START Records for processing

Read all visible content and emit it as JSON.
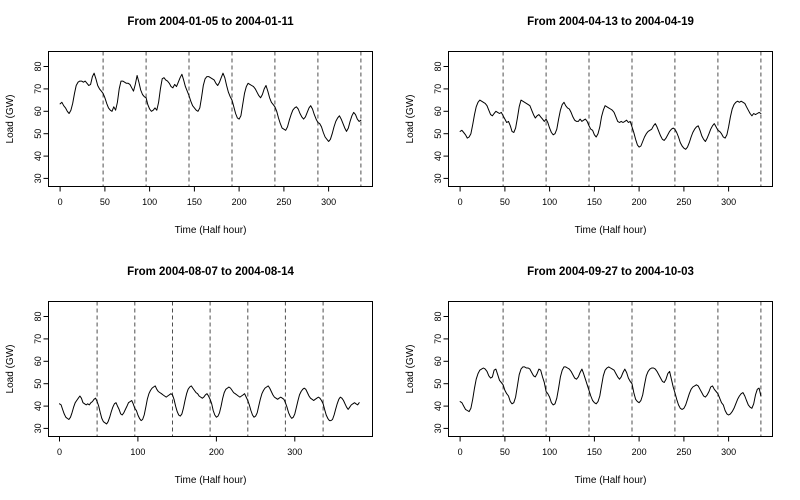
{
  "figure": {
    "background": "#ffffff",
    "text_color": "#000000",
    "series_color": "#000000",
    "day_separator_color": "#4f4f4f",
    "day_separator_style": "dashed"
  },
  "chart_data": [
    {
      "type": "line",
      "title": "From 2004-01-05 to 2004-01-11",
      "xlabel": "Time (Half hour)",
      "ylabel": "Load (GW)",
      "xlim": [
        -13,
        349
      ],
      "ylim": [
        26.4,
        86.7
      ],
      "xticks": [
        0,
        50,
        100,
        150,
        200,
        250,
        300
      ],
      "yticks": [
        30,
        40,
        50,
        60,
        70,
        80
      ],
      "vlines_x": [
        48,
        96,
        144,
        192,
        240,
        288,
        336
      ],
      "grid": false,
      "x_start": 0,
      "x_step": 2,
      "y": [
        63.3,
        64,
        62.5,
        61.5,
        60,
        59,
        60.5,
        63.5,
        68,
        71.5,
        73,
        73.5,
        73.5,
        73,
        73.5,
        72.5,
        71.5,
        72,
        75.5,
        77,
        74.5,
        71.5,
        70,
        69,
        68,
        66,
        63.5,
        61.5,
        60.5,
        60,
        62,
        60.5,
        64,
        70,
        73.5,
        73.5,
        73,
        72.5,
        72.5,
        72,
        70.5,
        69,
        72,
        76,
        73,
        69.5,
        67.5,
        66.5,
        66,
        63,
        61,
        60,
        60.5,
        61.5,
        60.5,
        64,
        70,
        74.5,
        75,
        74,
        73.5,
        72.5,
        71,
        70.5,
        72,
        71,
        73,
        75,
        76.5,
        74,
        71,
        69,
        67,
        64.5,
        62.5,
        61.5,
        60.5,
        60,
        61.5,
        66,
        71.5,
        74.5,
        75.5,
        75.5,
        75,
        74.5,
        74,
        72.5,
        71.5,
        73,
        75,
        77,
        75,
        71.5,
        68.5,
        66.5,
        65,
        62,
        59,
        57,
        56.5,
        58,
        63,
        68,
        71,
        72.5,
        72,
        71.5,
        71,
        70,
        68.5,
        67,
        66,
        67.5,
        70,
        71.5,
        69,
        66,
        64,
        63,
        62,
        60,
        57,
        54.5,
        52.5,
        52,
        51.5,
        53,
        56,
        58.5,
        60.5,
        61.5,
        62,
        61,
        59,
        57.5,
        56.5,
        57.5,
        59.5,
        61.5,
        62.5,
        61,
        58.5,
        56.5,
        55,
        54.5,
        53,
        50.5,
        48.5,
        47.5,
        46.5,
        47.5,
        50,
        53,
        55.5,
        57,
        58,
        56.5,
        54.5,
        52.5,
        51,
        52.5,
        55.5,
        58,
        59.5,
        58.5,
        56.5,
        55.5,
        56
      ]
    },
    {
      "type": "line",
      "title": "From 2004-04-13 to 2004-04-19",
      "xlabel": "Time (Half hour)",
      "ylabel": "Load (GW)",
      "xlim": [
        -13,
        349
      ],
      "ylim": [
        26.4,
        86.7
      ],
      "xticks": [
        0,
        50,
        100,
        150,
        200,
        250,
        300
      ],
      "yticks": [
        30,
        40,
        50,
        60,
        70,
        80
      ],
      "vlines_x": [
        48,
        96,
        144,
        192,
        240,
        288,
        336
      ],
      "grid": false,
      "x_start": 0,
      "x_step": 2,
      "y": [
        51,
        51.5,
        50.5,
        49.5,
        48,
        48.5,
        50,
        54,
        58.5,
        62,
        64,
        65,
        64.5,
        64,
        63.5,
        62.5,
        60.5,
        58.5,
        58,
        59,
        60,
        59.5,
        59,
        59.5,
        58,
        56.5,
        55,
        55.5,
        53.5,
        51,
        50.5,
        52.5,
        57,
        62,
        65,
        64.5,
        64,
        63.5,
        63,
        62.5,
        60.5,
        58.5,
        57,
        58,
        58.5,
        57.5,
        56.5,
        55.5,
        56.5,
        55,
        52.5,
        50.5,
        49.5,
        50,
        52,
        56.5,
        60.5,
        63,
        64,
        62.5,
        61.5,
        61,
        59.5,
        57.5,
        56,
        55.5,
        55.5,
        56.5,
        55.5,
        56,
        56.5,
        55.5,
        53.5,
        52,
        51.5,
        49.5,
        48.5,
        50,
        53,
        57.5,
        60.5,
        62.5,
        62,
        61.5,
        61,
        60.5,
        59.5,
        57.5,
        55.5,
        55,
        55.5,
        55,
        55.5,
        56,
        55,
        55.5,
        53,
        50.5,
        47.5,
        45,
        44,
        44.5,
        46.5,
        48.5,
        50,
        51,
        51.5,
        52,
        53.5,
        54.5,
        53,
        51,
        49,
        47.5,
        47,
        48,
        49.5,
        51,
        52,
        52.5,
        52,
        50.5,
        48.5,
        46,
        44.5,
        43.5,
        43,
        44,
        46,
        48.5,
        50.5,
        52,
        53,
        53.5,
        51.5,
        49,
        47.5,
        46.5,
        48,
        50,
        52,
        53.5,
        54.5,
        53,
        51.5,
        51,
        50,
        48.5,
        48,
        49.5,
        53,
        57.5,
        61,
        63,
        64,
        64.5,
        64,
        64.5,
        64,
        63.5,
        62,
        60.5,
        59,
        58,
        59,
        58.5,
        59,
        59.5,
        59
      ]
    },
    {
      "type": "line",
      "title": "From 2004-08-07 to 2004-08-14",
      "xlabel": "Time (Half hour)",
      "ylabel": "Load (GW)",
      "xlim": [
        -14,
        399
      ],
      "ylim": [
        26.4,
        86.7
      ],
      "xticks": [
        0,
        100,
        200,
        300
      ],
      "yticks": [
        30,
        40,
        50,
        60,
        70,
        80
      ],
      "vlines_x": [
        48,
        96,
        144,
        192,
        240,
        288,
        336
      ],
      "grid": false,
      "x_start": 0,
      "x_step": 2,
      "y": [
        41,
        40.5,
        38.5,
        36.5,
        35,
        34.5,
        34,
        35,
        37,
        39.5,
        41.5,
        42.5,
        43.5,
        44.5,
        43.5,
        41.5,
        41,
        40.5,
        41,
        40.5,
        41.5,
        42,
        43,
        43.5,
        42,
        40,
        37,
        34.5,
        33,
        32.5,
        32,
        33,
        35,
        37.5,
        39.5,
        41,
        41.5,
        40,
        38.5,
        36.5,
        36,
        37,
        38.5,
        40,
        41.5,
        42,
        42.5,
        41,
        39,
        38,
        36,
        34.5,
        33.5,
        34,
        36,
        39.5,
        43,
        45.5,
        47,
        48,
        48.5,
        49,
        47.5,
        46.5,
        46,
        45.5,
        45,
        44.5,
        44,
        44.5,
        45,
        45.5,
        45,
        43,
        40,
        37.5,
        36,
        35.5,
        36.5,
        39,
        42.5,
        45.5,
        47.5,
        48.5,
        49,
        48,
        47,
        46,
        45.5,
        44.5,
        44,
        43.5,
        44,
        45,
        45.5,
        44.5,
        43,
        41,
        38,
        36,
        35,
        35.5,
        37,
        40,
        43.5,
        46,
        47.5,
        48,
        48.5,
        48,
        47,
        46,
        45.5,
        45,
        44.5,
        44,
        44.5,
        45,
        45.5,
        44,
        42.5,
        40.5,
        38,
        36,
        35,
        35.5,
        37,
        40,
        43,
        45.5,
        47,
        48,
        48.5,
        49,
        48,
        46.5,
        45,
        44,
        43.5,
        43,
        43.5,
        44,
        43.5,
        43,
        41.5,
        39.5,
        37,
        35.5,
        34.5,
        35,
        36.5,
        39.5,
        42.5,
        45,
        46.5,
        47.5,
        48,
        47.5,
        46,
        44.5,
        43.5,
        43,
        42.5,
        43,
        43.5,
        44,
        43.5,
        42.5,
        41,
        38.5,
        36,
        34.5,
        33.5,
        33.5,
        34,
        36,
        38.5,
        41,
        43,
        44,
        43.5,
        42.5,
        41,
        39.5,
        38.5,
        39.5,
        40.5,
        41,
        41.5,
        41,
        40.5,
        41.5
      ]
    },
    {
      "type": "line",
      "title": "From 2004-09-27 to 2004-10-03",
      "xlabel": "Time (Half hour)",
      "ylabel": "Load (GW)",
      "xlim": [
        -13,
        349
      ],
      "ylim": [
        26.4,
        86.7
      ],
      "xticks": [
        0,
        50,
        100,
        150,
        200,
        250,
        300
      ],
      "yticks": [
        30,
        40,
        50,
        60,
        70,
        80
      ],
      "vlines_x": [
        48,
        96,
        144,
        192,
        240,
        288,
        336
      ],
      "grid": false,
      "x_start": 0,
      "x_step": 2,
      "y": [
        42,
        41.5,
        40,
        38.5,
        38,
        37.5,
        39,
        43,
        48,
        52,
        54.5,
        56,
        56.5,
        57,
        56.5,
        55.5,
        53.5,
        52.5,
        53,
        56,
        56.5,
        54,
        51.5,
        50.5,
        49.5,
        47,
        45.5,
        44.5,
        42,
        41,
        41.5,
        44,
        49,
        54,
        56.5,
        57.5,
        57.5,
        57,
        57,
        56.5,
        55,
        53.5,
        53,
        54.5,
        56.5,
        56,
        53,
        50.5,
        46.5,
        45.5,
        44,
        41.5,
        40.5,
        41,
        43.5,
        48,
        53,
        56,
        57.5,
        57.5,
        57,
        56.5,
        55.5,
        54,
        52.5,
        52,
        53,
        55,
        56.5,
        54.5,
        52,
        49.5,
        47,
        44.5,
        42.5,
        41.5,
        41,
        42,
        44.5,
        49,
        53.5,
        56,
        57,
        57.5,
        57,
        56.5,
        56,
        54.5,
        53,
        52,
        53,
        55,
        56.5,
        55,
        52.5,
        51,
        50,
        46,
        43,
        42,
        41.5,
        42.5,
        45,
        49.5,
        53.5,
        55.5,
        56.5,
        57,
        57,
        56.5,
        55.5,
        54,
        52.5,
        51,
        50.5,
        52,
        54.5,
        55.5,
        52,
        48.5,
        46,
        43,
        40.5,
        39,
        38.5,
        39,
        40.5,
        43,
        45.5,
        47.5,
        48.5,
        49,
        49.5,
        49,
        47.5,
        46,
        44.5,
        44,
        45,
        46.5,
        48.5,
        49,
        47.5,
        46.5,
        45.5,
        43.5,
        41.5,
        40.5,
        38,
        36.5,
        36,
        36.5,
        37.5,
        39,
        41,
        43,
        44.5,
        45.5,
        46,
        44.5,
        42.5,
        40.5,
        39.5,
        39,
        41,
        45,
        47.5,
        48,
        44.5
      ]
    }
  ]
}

END Records for processing
START Records for processing

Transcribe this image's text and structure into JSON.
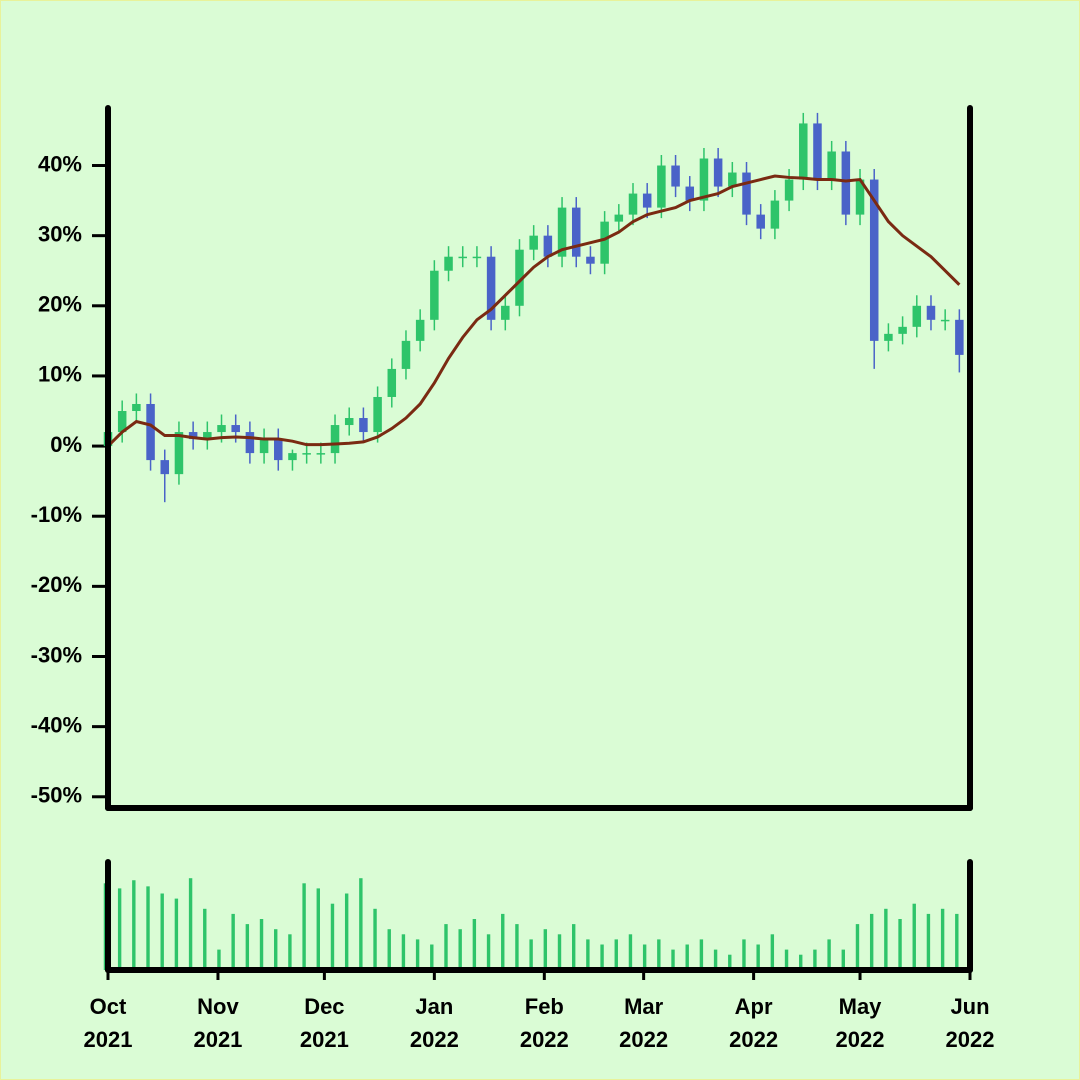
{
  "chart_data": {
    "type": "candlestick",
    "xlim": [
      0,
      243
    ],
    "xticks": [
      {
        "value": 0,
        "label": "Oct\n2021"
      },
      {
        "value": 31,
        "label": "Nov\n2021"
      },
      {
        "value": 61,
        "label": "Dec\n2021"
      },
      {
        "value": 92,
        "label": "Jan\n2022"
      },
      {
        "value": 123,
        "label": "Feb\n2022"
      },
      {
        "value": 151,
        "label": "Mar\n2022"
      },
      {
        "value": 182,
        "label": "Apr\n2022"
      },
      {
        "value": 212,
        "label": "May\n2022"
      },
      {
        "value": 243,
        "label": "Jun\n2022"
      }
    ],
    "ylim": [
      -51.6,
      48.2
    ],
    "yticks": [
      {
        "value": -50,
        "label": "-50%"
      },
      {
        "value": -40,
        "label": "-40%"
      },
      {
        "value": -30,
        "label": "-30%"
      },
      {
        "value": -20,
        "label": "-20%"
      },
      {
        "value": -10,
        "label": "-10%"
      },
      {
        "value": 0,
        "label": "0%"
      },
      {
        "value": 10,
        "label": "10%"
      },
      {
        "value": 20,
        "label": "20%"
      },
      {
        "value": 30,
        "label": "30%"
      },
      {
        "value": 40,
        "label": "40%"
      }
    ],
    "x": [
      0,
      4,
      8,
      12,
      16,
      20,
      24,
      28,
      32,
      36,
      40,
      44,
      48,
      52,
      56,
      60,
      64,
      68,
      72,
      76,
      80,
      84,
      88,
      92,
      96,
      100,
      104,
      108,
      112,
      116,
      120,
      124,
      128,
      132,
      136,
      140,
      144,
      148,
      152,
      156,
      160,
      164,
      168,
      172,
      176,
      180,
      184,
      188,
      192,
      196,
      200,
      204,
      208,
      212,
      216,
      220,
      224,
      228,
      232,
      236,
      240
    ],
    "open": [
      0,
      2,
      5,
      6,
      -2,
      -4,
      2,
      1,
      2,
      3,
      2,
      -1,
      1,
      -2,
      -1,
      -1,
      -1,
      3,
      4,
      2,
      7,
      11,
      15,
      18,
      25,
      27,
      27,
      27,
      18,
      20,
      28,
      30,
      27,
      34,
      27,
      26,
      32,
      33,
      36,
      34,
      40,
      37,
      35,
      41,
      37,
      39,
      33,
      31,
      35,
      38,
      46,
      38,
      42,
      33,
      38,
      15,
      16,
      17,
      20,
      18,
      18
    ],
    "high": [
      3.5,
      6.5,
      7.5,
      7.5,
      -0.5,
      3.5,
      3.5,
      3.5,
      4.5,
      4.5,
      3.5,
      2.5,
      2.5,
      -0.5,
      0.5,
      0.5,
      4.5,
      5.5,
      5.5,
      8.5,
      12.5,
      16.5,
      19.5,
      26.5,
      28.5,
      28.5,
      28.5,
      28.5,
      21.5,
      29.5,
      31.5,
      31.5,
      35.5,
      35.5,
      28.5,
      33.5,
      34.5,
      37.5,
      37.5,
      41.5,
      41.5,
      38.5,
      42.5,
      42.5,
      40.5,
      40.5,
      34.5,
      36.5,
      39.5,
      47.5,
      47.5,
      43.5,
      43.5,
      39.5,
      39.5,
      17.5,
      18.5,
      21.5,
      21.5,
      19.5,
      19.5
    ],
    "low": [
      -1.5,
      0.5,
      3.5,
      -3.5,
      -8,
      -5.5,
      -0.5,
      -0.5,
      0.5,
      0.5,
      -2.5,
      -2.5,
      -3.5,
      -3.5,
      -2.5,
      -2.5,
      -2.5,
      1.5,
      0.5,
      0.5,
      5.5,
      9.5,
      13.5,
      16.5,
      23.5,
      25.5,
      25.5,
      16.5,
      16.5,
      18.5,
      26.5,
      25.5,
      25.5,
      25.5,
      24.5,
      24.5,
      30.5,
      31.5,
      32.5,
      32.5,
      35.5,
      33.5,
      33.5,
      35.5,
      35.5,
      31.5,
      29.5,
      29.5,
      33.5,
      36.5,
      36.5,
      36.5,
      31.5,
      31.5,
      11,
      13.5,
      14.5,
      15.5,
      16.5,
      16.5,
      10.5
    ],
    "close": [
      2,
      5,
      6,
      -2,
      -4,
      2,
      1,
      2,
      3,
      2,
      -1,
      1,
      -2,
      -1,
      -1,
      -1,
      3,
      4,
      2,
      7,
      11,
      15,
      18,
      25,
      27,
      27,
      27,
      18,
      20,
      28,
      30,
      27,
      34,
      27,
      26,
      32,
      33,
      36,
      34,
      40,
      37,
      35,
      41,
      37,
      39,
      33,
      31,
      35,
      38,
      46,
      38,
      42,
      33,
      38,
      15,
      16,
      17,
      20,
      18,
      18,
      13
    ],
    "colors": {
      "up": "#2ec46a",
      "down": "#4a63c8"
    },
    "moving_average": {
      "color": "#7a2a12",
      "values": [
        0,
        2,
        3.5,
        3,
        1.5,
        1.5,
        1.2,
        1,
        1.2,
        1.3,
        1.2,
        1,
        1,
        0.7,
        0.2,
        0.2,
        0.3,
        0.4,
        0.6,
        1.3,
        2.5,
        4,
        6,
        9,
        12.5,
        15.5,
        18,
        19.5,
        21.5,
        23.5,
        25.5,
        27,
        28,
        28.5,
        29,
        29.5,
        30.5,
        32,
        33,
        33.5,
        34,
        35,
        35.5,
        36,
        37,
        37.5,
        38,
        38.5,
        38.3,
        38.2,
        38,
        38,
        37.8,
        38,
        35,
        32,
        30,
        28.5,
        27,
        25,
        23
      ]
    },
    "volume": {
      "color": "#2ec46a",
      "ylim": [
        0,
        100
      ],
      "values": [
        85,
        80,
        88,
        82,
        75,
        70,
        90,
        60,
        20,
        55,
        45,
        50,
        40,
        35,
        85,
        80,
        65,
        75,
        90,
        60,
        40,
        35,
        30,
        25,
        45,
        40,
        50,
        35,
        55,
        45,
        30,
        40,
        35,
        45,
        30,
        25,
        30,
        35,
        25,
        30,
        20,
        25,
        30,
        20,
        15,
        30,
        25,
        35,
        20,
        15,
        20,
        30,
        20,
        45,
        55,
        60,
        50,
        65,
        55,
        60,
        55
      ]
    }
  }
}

END Records for processing
START Records for processing

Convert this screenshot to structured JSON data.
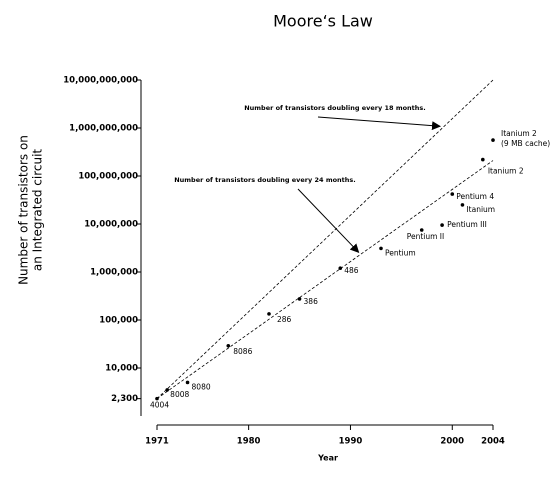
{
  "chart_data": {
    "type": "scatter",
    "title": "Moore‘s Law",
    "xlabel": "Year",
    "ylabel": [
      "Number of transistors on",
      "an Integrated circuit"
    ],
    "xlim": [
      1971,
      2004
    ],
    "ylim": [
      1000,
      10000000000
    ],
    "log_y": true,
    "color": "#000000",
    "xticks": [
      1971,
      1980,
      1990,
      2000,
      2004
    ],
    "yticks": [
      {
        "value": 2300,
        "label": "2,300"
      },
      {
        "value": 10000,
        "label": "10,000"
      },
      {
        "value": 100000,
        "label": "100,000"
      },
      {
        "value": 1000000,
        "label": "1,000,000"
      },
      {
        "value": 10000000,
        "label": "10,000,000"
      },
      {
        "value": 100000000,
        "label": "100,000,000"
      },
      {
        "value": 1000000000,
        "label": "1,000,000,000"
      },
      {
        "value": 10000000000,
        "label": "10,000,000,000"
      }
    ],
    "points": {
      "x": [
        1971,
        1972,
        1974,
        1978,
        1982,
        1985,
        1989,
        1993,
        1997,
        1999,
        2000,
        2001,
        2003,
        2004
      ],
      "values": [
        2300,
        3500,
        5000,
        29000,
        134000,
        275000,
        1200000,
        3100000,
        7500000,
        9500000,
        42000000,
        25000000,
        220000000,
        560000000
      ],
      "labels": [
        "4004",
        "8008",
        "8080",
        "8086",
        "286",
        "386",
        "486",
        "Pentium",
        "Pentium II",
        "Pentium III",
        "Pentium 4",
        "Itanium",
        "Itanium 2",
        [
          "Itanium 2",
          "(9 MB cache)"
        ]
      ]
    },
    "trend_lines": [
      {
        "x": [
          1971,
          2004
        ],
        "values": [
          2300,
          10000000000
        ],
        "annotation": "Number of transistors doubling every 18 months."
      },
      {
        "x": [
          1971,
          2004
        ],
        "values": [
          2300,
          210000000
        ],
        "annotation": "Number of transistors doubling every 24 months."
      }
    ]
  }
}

END Records for processing

**Required work**
What is the number of lines above that contain "Pentium"? Answer with that number only.

**The response**
4